*Given task:* Gather all lines with the word "Projekt" in them.

*Data for processing:*
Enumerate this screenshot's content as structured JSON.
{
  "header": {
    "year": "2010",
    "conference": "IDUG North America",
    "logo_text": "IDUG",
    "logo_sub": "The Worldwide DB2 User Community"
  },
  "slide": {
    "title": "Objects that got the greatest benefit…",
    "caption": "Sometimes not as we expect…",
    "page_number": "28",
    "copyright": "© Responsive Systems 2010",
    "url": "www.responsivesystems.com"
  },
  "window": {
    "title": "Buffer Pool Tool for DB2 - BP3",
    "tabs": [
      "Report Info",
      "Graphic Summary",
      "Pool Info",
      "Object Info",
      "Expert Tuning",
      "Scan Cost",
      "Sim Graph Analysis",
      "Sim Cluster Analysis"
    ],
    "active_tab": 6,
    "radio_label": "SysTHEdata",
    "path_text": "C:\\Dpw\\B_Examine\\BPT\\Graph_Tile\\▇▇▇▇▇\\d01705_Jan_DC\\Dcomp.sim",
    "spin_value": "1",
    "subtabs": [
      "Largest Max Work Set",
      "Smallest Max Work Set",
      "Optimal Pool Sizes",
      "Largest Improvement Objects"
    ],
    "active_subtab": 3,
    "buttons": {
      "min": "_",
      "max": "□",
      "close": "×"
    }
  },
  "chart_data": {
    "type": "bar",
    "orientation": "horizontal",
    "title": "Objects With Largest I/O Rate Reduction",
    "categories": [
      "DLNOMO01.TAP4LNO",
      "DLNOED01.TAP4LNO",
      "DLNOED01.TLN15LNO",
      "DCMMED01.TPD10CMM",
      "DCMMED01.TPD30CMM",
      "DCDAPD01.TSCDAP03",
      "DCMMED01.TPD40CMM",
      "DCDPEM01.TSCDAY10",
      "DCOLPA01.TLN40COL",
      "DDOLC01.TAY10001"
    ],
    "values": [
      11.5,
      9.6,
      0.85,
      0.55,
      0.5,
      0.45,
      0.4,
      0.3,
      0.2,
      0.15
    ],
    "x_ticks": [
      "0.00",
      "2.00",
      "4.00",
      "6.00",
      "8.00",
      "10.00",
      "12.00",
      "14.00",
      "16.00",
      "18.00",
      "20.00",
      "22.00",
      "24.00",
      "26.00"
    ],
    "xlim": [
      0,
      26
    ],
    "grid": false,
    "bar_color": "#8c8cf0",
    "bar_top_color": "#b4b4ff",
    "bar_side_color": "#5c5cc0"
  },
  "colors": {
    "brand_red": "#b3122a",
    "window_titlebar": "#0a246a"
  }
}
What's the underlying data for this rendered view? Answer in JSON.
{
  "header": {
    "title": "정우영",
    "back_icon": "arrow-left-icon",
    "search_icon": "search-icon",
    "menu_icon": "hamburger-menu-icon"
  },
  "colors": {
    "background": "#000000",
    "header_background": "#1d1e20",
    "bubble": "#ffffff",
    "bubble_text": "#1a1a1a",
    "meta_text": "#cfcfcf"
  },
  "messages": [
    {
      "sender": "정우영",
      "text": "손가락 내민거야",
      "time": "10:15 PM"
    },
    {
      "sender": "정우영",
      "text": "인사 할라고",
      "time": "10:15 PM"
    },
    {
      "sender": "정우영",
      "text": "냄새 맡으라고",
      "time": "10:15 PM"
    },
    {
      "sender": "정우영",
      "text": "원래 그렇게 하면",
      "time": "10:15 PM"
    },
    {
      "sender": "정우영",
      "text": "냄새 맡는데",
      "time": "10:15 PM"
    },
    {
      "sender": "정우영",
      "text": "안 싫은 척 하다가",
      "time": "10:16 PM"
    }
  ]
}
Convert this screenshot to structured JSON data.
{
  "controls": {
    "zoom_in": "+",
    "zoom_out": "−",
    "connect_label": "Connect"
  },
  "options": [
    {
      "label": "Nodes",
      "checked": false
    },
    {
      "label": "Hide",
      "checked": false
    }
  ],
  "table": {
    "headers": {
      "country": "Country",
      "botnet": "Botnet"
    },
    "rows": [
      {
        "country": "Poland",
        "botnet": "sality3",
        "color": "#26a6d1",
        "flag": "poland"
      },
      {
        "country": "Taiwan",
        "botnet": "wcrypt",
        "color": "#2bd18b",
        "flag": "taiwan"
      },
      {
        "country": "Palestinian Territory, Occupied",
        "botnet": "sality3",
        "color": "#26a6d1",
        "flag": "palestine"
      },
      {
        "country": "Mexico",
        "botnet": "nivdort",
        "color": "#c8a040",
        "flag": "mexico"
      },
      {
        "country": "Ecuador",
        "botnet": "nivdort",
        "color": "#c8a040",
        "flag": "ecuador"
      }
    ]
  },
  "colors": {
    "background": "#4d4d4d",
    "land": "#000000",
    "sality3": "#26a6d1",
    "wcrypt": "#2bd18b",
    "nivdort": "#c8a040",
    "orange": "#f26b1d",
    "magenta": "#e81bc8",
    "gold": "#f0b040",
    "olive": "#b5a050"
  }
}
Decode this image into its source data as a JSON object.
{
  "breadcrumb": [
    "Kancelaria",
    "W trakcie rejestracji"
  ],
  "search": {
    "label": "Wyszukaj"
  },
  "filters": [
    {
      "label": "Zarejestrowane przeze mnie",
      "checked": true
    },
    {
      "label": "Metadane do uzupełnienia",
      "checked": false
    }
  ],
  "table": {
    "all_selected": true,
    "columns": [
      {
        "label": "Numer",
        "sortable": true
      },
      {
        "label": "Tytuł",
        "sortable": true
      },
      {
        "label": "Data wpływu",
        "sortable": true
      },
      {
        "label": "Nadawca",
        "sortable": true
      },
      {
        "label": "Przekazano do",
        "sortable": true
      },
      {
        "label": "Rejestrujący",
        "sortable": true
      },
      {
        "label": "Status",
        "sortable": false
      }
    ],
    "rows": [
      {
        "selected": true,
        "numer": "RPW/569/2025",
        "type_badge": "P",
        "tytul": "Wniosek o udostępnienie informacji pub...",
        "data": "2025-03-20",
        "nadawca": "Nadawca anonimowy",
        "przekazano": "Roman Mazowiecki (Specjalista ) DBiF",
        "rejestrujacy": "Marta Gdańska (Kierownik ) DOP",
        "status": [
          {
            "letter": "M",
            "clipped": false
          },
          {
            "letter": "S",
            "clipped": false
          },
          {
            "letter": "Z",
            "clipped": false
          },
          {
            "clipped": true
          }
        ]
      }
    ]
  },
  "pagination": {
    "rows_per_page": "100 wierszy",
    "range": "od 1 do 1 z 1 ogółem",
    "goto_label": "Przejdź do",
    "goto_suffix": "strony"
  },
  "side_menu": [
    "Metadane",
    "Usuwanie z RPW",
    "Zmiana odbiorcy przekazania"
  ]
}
* * *
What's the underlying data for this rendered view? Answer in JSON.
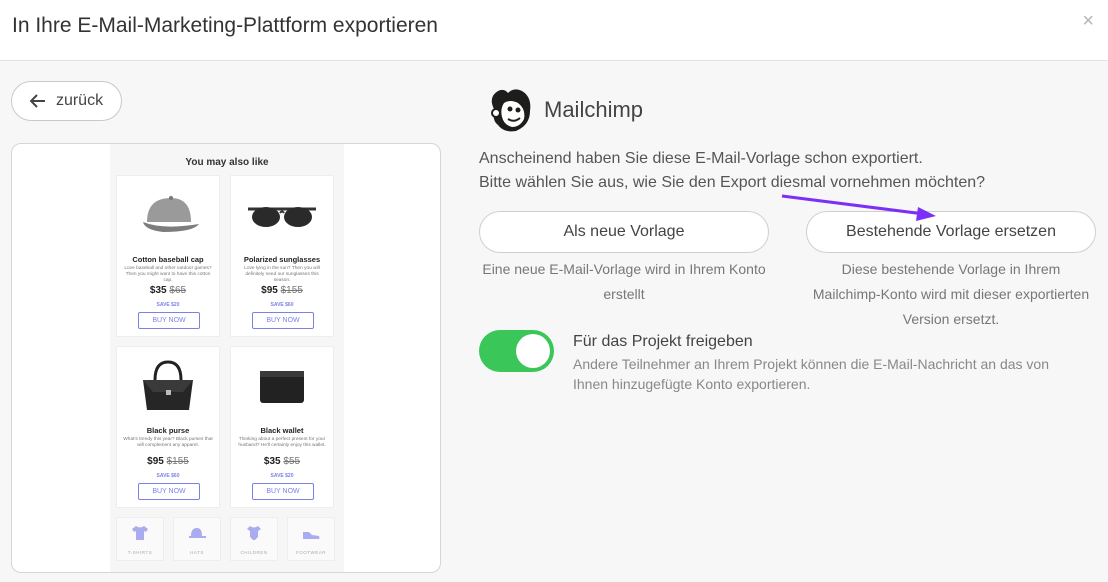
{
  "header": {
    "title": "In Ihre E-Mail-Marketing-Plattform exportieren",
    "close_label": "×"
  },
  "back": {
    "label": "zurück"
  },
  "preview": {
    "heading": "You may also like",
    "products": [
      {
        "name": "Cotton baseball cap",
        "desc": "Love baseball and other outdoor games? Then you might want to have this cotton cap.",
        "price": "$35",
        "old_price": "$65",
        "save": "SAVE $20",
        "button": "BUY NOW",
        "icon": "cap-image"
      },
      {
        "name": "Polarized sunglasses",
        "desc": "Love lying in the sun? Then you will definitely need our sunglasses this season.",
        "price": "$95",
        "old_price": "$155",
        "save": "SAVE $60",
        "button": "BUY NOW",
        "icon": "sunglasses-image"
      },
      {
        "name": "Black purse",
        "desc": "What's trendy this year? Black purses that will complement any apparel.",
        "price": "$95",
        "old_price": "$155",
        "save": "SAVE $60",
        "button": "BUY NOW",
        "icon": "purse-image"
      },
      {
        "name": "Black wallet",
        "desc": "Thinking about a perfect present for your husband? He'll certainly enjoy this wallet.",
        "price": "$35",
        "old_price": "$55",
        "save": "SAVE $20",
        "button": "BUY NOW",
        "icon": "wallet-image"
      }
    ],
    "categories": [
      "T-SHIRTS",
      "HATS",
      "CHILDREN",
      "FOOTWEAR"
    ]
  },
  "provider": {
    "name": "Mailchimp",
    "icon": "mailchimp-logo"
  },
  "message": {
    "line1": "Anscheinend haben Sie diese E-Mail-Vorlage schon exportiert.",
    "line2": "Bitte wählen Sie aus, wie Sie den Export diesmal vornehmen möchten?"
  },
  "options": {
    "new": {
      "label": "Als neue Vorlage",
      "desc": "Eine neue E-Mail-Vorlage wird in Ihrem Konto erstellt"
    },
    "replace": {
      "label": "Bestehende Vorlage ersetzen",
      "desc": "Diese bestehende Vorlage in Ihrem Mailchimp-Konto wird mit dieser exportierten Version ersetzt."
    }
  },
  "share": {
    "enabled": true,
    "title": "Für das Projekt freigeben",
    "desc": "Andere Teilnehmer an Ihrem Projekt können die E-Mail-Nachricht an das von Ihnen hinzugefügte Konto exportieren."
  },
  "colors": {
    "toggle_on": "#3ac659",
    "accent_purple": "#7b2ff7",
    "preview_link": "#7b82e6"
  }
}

*Task response:*
    "title": "Für das Projekt freigeben",
    "desc": "Andere Teilnehmer an Ihrem Projekt können die E-Mail-Nachricht an das von Ihnen hinzugefügte Konto exportieren."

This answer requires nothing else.